DATA SUPPLIED.
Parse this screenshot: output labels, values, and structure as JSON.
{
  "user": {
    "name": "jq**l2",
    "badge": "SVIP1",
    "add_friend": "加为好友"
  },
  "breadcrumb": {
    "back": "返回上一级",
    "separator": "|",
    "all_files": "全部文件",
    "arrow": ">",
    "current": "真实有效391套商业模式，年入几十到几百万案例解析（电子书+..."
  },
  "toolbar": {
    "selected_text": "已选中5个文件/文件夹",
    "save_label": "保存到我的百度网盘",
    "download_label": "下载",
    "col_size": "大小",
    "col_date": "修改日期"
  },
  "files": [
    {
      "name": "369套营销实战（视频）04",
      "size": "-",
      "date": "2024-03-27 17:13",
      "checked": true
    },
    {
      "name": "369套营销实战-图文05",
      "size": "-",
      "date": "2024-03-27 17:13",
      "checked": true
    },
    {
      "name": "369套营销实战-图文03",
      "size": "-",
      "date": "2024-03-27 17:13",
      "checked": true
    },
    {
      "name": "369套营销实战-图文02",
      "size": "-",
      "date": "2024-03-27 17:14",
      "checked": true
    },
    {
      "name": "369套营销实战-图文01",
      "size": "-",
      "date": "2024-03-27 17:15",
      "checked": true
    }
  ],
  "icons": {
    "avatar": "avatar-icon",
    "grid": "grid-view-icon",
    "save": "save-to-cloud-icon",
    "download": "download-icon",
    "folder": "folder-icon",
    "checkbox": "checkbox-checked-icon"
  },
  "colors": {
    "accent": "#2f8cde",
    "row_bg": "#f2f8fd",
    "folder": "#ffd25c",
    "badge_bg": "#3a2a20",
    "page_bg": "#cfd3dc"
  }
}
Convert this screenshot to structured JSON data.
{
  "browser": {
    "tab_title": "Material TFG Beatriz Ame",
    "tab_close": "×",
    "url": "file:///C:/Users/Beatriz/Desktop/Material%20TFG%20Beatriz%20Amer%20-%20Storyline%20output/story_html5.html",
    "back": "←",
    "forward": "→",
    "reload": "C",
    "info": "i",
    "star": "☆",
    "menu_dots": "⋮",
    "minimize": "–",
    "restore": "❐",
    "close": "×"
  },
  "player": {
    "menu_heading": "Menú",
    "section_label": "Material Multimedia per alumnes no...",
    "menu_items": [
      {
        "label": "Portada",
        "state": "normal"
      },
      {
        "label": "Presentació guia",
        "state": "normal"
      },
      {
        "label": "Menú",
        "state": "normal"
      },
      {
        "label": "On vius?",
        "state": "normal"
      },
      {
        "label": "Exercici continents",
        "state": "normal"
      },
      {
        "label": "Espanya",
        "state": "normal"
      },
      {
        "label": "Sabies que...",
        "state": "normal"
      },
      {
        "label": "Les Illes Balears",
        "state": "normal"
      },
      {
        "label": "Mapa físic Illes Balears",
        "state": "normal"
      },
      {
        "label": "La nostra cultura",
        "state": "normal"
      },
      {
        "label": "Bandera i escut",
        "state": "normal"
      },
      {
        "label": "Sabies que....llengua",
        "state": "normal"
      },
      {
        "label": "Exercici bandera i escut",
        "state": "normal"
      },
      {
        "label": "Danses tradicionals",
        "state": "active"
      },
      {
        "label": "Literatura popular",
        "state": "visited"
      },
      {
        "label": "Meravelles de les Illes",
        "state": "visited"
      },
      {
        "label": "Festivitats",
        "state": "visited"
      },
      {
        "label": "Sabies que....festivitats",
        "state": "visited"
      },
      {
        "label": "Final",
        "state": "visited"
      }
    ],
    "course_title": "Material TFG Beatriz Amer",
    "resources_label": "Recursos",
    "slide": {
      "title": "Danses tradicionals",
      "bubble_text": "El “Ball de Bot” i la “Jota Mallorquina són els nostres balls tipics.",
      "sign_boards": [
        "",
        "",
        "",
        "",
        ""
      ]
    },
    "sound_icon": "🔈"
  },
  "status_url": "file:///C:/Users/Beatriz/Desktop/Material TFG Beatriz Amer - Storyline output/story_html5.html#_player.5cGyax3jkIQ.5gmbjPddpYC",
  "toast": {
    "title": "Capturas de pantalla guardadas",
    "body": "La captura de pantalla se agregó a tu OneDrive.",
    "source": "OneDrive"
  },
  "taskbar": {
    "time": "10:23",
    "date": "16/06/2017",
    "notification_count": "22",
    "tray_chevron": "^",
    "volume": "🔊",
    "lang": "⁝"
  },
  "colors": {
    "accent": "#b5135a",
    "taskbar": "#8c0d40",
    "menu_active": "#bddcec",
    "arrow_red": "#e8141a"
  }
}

OBJECTIVE.
Find the string "escut" in the entries above and return each line that holds it.

RESULT OF THIS TASK.
        "label": "Bandera i escut",
        "label": "Exercici bandera i escut",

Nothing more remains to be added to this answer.